# Start of Data for this task

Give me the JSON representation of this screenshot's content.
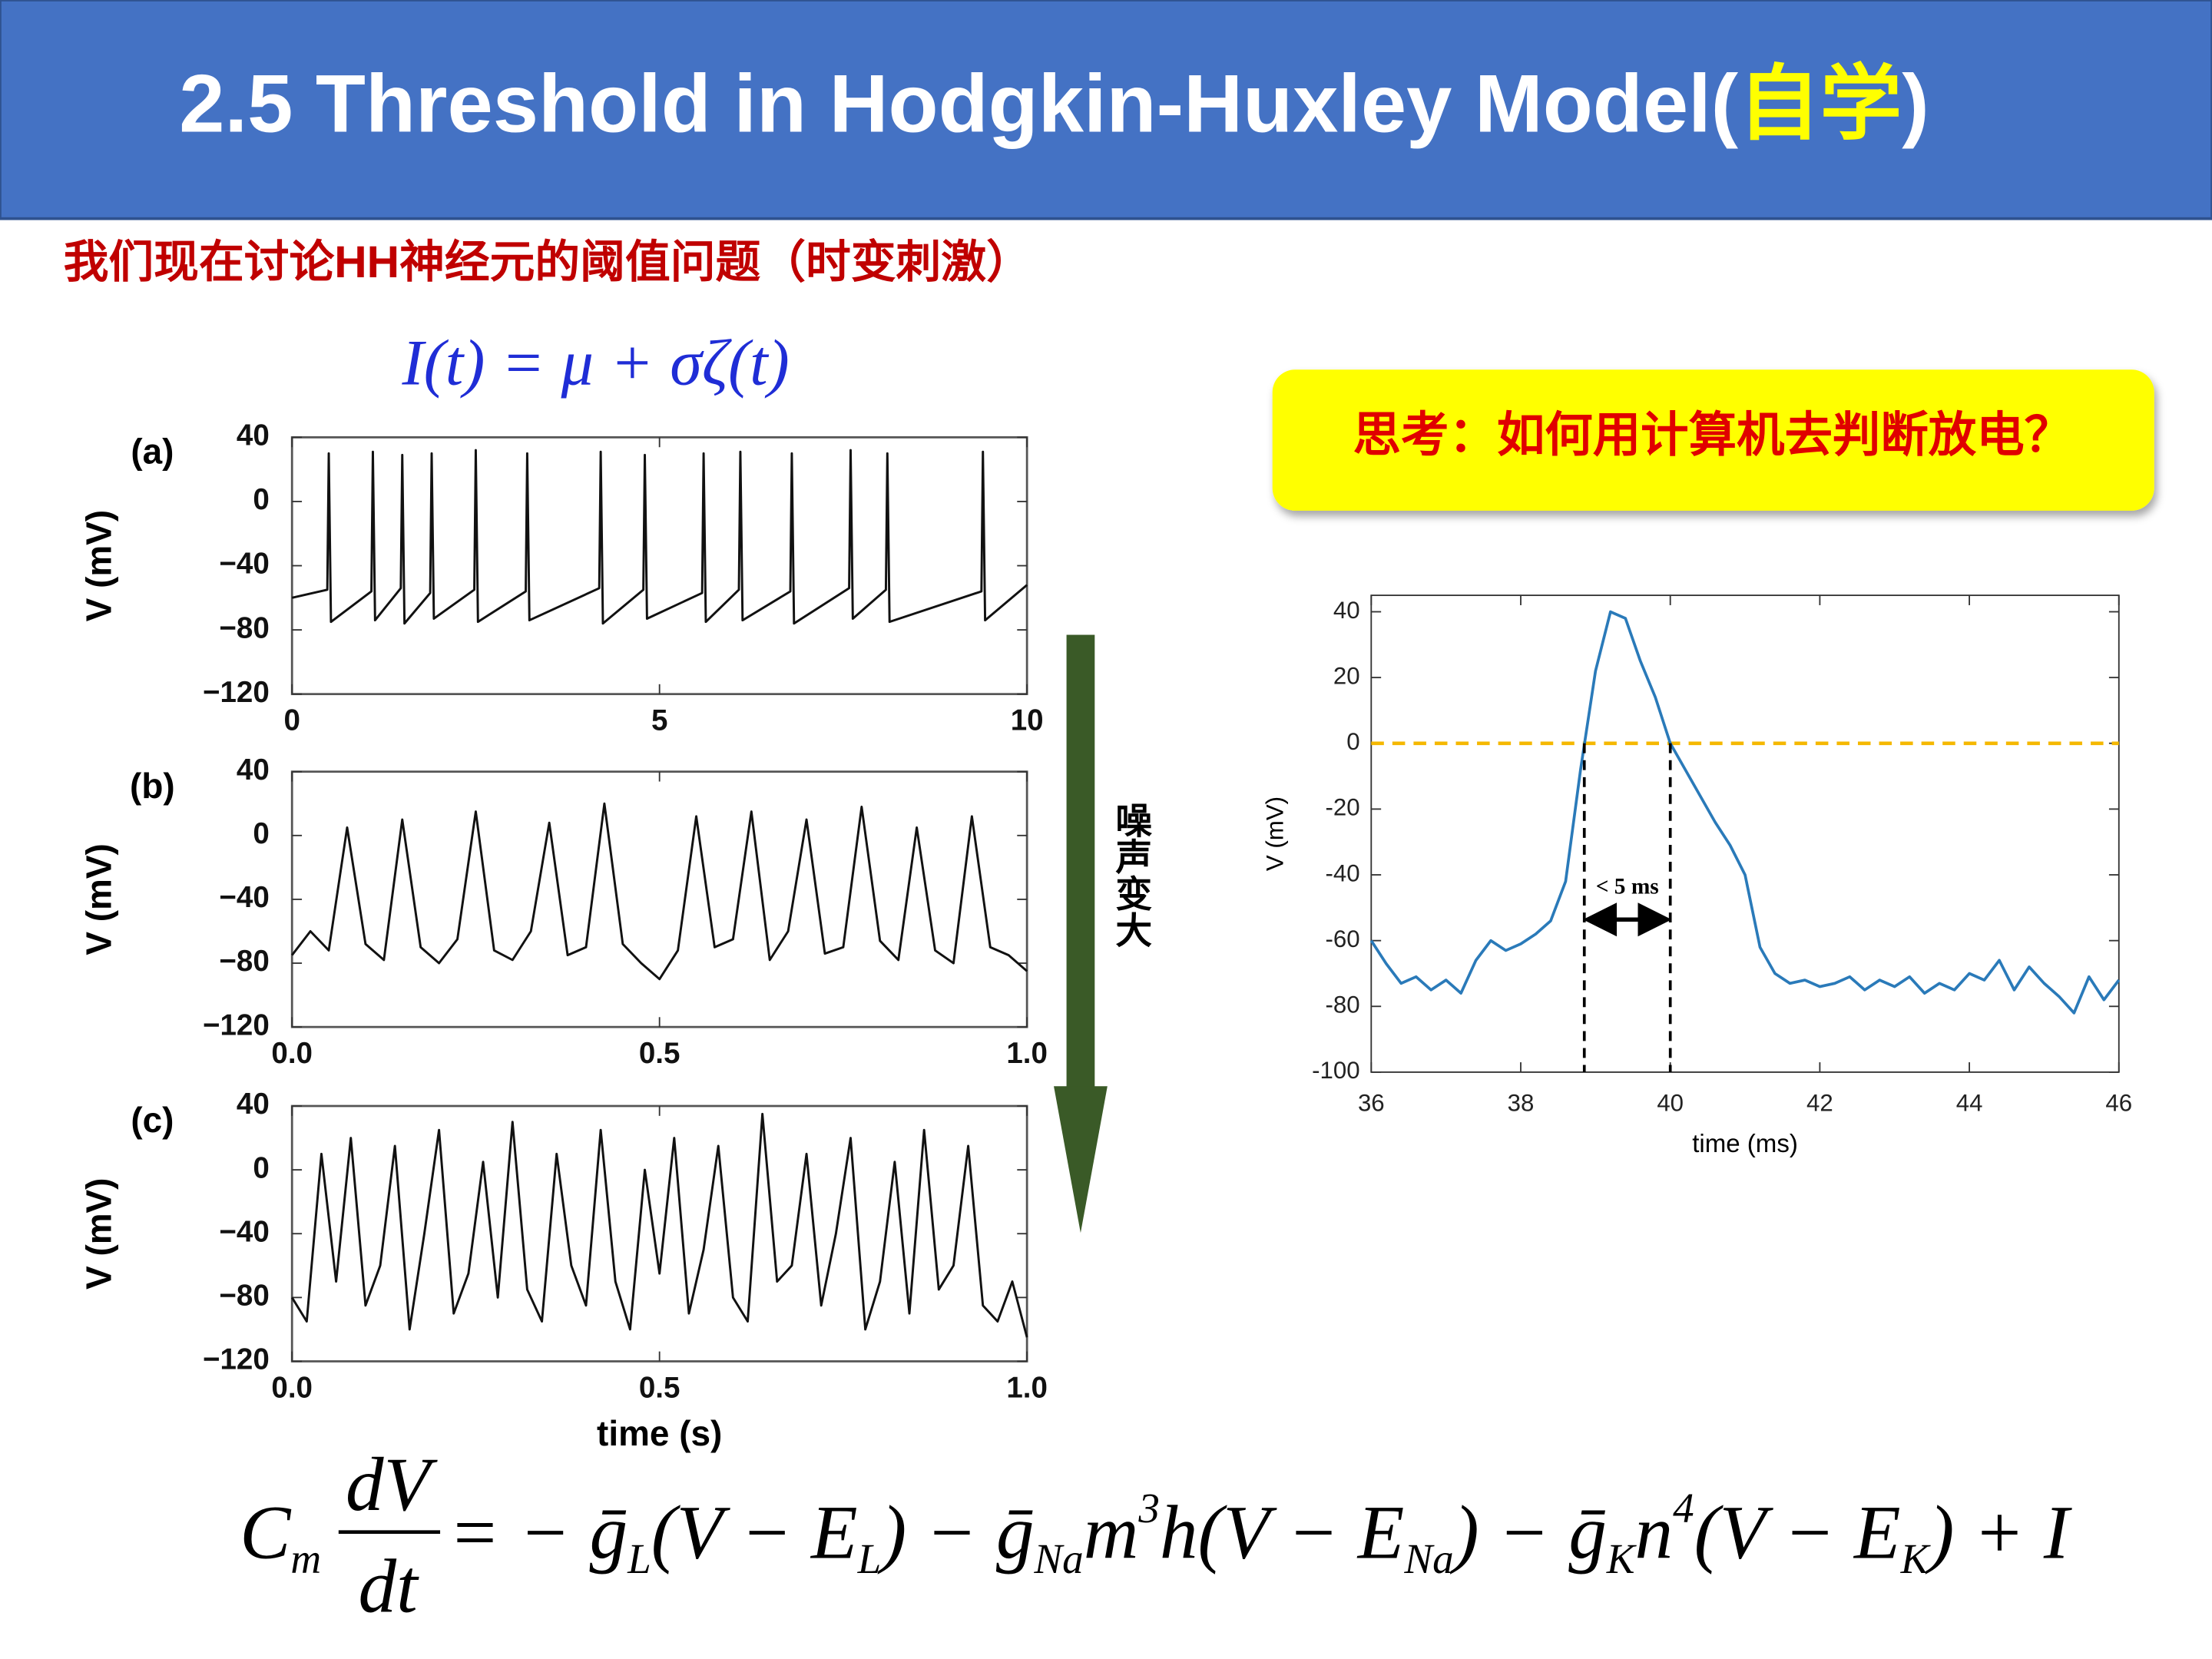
{
  "header": {
    "title": "2.5 Threshold in Hodgkin-Huxley Model(",
    "title_highlight": "自学",
    "title_end": ")"
  },
  "subtitle": "我们现在讨论HH神经元的阈值问题（时变刺激）",
  "input_formula": "I(t) = μ + σζ(t)",
  "callout": "思考：如何用计算机去判断放电？",
  "arrow_label": "噪声变大",
  "equation": {
    "lhs": {
      "text": "C",
      "sub": "m"
    },
    "numerator": "dV",
    "denominator": "dt",
    "rhs": [
      {
        "text": "= − ḡ",
        "sub": "L"
      },
      {
        "text": "(V − E",
        "sub": "L"
      },
      {
        "text": ") − ḡ",
        "sub": "Na"
      },
      {
        "text": "m",
        "sup": "3"
      },
      {
        "text": "h(V − E",
        "sub": "Na"
      },
      {
        "text": ") − ḡ",
        "sub": "K"
      },
      {
        "text": "n",
        "sup": "4"
      },
      {
        "text": "(V − E",
        "sub": "K"
      },
      {
        "text": ") + I"
      }
    ]
  },
  "chart_data": [
    {
      "type": "line",
      "panel_label": "(a)",
      "y_label": "V (mV)",
      "color": "#111111",
      "x": [
        0,
        0.48,
        0.5,
        0.53,
        1.08,
        1.1,
        1.13,
        1.48,
        1.5,
        1.53,
        1.88,
        1.9,
        1.93,
        2.48,
        2.5,
        2.53,
        3.18,
        3.2,
        3.23,
        4.18,
        4.2,
        4.23,
        4.78,
        4.8,
        4.83,
        5.58,
        5.6,
        5.63,
        6.08,
        6.1,
        6.13,
        6.78,
        6.8,
        6.83,
        7.58,
        7.6,
        7.63,
        8.08,
        8.1,
        8.13,
        9.38,
        9.4,
        9.43,
        10
      ],
      "values": [
        -60,
        -55,
        30,
        -75,
        -56,
        31,
        -74,
        -54,
        29,
        -76,
        -57,
        30,
        -73,
        -55,
        32,
        -75,
        -56,
        30,
        -74,
        -54,
        31,
        -76,
        -55,
        29,
        -73,
        -57,
        30,
        -75,
        -55,
        31,
        -74,
        -56,
        30,
        -76,
        -54,
        32,
        -73,
        -55,
        30,
        -75,
        -56,
        31,
        -74,
        -52
      ],
      "xlim": [
        0,
        10
      ],
      "xticks": [
        0,
        5,
        10
      ],
      "ylim": [
        -120,
        40
      ],
      "yticks": [
        40,
        0,
        {
          "value": -40,
          "label": "−40"
        },
        {
          "value": -80,
          "label": "−80"
        },
        {
          "value": -120,
          "label": "−120"
        }
      ]
    },
    {
      "type": "line",
      "panel_label": "(b)",
      "y_label": "V (mV)",
      "color": "#111111",
      "x": [
        0,
        0.025,
        0.05,
        0.075,
        0.1,
        0.125,
        0.15,
        0.175,
        0.2,
        0.225,
        0.25,
        0.275,
        0.3,
        0.325,
        0.35,
        0.375,
        0.4,
        0.425,
        0.45,
        0.475,
        0.5,
        0.525,
        0.55,
        0.575,
        0.6,
        0.625,
        0.65,
        0.675,
        0.7,
        0.725,
        0.75,
        0.775,
        0.8,
        0.825,
        0.85,
        0.875,
        0.9,
        0.925,
        0.95,
        0.975,
        1
      ],
      "values": [
        -75,
        -60,
        -72,
        5,
        -68,
        -78,
        10,
        -70,
        -80,
        -65,
        15,
        -72,
        -78,
        -60,
        8,
        -75,
        -70,
        20,
        -68,
        -80,
        -90,
        -72,
        12,
        -70,
        -65,
        15,
        -78,
        -60,
        10,
        -74,
        -70,
        18,
        -66,
        -78,
        5,
        -72,
        -80,
        12,
        -70,
        -75,
        -85
      ],
      "xlim": [
        0,
        1
      ],
      "xticks": [
        {
          "value": 0,
          "label": "0.0"
        },
        0.5,
        {
          "value": 1,
          "label": "1.0"
        }
      ],
      "ylim": [
        -120,
        40
      ],
      "yticks": [
        40,
        0,
        {
          "value": -40,
          "label": "−40"
        },
        {
          "value": -80,
          "label": "−80"
        },
        {
          "value": -120,
          "label": "−120"
        }
      ]
    },
    {
      "type": "line",
      "panel_label": "(c)",
      "y_label": "V (mV)",
      "x_label": "time (s)",
      "color": "#111111",
      "x": [
        0,
        0.02,
        0.04,
        0.06,
        0.08,
        0.1,
        0.12,
        0.14,
        0.16,
        0.18,
        0.2,
        0.22,
        0.24,
        0.26,
        0.28,
        0.3,
        0.32,
        0.34,
        0.36,
        0.38,
        0.4,
        0.42,
        0.44,
        0.46,
        0.48,
        0.5,
        0.52,
        0.54,
        0.56,
        0.58,
        0.6,
        0.62,
        0.64,
        0.66,
        0.68,
        0.7,
        0.72,
        0.74,
        0.76,
        0.78,
        0.8,
        0.82,
        0.84,
        0.86,
        0.88,
        0.9,
        0.92,
        0.94,
        0.96,
        0.98,
        1
      ],
      "values": [
        -80,
        -95,
        10,
        -70,
        20,
        -85,
        -60,
        15,
        -100,
        -40,
        25,
        -90,
        -65,
        5,
        -80,
        30,
        -75,
        -95,
        10,
        -60,
        -85,
        25,
        -70,
        -100,
        0,
        -65,
        20,
        -90,
        -50,
        15,
        -80,
        -95,
        35,
        -70,
        -60,
        10,
        -85,
        -40,
        20,
        -100,
        -70,
        5,
        -90,
        25,
        -75,
        -60,
        15,
        -85,
        -95,
        -70,
        -105
      ],
      "xlim": [
        0,
        1
      ],
      "xticks": [
        {
          "value": 0,
          "label": "0.0"
        },
        0.5,
        {
          "value": 1,
          "label": "1.0"
        }
      ],
      "ylim": [
        -120,
        40
      ],
      "yticks": [
        40,
        0,
        {
          "value": -40,
          "label": "−40"
        },
        {
          "value": -80,
          "label": "−80"
        },
        {
          "value": -120,
          "label": "−120"
        }
      ]
    },
    {
      "type": "line",
      "y_label": "V (mV)",
      "x_label": "time (ms)",
      "color": "#2a7ab9",
      "x": [
        36,
        36.2,
        36.4,
        36.6,
        36.8,
        37,
        37.2,
        37.4,
        37.6,
        37.8,
        38,
        38.2,
        38.4,
        38.6,
        38.8,
        39,
        39.2,
        39.4,
        39.6,
        39.8,
        40,
        40.2,
        40.4,
        40.6,
        40.8,
        41,
        41.2,
        41.4,
        41.6,
        41.8,
        42,
        42.2,
        42.4,
        42.6,
        42.8,
        43,
        43.2,
        43.4,
        43.6,
        43.8,
        44,
        44.2,
        44.4,
        44.6,
        44.8,
        45,
        45.2,
        45.4,
        45.6,
        45.8,
        46
      ],
      "values": [
        -60,
        -67,
        -73,
        -71,
        -75,
        -72,
        -76,
        -66,
        -60,
        -63,
        -61,
        -58,
        -54,
        -42,
        -8,
        22,
        40,
        38,
        25,
        14,
        0,
        -8,
        -16,
        -24,
        -31,
        -40,
        -62,
        -70,
        -73,
        -72,
        -74,
        -73,
        -71,
        -75,
        -72,
        -74,
        -71,
        -76,
        -73,
        -75,
        -70,
        -72,
        -66,
        -75,
        -68,
        -73,
        -77,
        -82,
        -71,
        -78,
        -72
      ],
      "xlim": [
        36,
        46
      ],
      "xticks": [
        36,
        38,
        40,
        42,
        44,
        46
      ],
      "ylim": [
        -100,
        45
      ],
      "yticks": [
        40,
        20,
        0,
        -20,
        -40,
        -60,
        -80,
        -100
      ],
      "threshold": 0,
      "threshold_color": "#f5b800",
      "interval_marks": [
        38.85,
        40
      ],
      "annotation": "< 5 ms"
    }
  ]
}
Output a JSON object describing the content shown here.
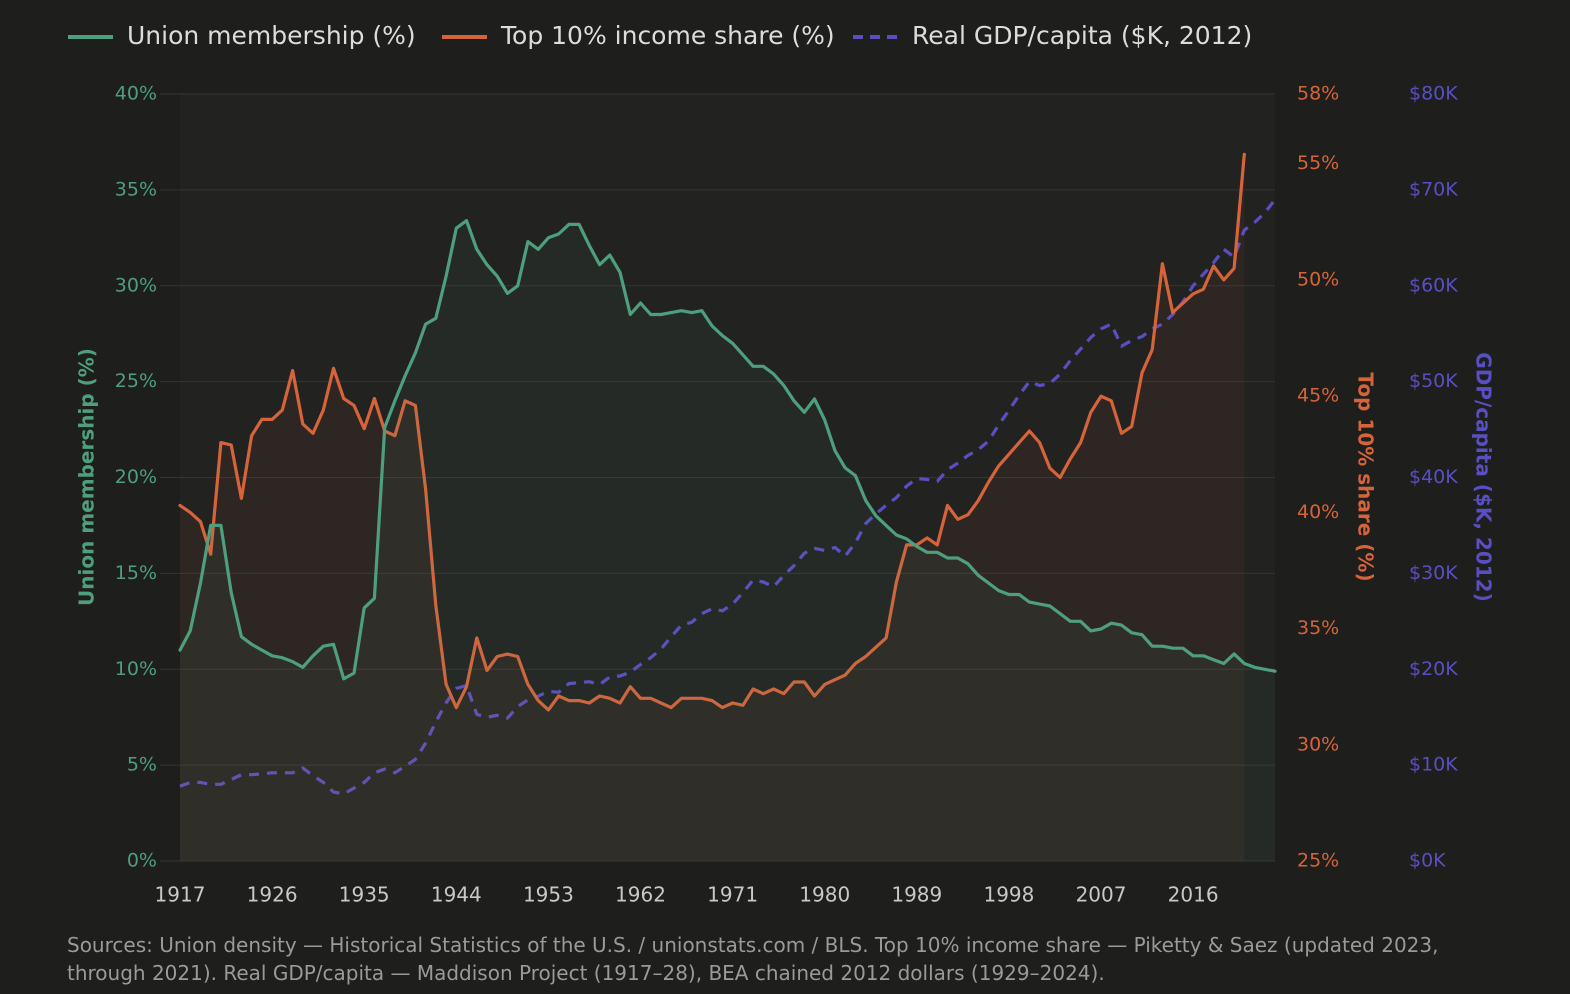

# End of Data for this task

Task - Pick out each line in the material containing "JSON".

Answer to the problem -
Give me the JSON representation of this screenshot's content.
Output a JSON object describing the content shown here.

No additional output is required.